(What you need to do): Search the data below for the word "object" and copy each line that holds it.

(Record set):
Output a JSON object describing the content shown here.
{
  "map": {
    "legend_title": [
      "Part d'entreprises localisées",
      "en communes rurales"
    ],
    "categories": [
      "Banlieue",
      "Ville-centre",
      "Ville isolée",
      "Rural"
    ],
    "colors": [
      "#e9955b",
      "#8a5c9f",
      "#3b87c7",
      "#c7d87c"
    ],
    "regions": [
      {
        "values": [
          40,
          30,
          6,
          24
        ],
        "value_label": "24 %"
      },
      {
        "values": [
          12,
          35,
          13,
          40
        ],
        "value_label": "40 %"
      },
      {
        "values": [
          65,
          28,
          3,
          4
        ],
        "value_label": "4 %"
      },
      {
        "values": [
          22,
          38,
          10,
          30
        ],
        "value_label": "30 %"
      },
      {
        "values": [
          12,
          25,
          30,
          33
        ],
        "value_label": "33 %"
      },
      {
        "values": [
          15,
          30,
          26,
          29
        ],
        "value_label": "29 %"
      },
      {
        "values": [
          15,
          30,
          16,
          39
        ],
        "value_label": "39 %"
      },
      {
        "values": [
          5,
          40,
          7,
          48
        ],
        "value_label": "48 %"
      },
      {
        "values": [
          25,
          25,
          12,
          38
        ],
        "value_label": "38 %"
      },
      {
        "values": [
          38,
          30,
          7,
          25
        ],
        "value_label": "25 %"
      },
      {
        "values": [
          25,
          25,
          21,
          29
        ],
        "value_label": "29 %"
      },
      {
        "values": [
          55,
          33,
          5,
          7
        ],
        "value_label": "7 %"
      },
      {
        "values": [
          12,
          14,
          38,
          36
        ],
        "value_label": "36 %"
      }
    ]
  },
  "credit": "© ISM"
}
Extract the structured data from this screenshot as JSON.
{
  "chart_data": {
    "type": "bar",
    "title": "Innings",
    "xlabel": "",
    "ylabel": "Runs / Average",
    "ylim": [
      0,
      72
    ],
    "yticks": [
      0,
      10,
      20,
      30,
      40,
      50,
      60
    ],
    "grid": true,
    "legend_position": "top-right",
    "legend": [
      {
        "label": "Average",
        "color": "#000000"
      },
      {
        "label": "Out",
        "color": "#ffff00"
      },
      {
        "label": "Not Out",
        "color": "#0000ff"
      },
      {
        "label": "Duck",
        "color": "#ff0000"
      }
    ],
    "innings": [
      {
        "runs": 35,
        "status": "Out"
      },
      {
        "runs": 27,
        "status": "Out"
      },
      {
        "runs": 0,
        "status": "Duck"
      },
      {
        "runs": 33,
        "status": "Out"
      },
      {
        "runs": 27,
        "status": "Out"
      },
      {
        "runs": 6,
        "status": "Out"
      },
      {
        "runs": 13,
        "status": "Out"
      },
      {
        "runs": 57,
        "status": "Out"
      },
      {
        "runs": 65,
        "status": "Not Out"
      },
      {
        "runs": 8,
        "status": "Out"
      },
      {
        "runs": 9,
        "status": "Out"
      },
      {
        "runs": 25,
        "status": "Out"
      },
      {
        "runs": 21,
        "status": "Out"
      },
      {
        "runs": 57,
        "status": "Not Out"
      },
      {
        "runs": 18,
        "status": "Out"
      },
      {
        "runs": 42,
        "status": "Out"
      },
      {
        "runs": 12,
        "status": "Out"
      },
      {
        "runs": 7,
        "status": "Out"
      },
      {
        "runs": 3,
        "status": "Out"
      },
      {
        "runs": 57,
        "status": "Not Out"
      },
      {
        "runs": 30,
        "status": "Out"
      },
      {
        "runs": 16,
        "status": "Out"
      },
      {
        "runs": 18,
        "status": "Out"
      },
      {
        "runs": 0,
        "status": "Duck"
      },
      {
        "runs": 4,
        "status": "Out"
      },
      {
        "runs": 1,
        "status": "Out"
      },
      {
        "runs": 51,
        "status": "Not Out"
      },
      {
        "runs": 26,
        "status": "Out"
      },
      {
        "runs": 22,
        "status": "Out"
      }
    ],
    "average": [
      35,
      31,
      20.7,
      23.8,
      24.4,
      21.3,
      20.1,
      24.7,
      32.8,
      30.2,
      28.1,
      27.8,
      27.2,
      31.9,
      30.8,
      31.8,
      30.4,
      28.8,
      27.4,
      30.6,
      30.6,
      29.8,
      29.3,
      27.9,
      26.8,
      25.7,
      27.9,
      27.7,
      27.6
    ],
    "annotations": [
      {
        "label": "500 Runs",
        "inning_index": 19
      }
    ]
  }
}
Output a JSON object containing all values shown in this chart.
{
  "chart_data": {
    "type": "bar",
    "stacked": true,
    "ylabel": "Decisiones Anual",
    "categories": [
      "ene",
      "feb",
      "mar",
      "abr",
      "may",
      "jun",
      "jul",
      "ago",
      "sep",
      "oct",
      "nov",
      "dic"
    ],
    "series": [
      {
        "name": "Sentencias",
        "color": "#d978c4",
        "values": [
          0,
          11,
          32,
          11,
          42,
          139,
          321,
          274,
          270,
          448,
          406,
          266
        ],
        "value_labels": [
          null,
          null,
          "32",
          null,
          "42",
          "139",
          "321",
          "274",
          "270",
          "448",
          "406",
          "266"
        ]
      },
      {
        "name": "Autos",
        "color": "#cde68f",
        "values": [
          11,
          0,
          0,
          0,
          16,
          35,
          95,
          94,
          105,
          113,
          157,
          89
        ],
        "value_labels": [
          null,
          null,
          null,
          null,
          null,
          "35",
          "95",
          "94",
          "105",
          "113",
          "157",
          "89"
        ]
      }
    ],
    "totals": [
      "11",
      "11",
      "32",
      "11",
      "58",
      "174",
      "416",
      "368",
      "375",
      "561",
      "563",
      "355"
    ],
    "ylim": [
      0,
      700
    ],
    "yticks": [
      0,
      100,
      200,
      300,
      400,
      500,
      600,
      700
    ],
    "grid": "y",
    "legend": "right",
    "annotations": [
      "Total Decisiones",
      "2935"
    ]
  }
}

(Output of the exercise):
Output a JSON object describing the content shown here.
Output a JSON object containing all values shown in this chart.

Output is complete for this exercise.